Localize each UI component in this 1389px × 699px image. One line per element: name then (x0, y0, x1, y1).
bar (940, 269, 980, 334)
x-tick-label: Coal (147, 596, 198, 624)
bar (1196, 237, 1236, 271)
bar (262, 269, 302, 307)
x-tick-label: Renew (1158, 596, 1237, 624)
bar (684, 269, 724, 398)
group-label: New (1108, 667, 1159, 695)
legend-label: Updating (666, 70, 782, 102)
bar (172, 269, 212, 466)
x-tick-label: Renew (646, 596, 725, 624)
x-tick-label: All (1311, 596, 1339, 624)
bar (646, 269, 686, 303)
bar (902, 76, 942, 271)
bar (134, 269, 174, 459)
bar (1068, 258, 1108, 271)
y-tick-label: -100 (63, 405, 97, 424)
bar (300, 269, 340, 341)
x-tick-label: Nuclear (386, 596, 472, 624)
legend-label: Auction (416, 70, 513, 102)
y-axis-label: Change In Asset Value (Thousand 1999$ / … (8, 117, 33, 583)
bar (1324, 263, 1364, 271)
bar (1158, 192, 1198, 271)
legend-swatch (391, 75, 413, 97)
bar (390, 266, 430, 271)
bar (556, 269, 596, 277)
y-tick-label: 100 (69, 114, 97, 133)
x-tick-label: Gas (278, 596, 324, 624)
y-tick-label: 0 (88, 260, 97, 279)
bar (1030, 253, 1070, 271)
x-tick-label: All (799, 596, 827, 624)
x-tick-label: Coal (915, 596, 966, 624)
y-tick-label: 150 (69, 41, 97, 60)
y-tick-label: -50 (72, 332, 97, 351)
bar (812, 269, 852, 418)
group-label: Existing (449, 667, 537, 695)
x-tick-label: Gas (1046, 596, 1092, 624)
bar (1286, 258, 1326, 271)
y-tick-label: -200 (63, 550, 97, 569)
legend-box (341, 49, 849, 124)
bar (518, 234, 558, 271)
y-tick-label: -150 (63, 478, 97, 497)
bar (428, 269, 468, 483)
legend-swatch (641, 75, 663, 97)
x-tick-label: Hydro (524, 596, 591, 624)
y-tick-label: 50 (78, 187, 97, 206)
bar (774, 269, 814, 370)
______
To be done
Copy the items word for word, from the first line through the line that contains "x-tick-label: Coal (915, 596, 966, 624)", and include that line.

Answer below
Localize each UI component in this 1389px × 699px image. One line per element: name then (x0, y0, x1, y1).
bar (940, 269, 980, 334)
x-tick-label: Coal (147, 596, 198, 624)
bar (1196, 237, 1236, 271)
bar (262, 269, 302, 307)
x-tick-label: Renew (1158, 596, 1237, 624)
bar (684, 269, 724, 398)
group-label: New (1108, 667, 1159, 695)
legend-label: Updating (666, 70, 782, 102)
bar (172, 269, 212, 466)
x-tick-label: Renew (646, 596, 725, 624)
x-tick-label: All (1311, 596, 1339, 624)
bar (646, 269, 686, 303)
bar (902, 76, 942, 271)
bar (134, 269, 174, 459)
bar (1068, 258, 1108, 271)
y-tick-label: -100 (63, 405, 97, 424)
bar (300, 269, 340, 341)
x-tick-label: Nuclear (386, 596, 472, 624)
legend-label: Auction (416, 70, 513, 102)
y-axis-label: Change In Asset Value (Thousand 1999$ / … (8, 117, 33, 583)
bar (1324, 263, 1364, 271)
bar (1158, 192, 1198, 271)
legend-swatch (391, 75, 413, 97)
bar (390, 266, 430, 271)
bar (556, 269, 596, 277)
y-tick-label: 100 (69, 114, 97, 133)
x-tick-label: Gas (278, 596, 324, 624)
y-tick-label: 0 (88, 260, 97, 279)
bar (1030, 253, 1070, 271)
x-tick-label: All (799, 596, 827, 624)
x-tick-label: Coal (915, 596, 966, 624)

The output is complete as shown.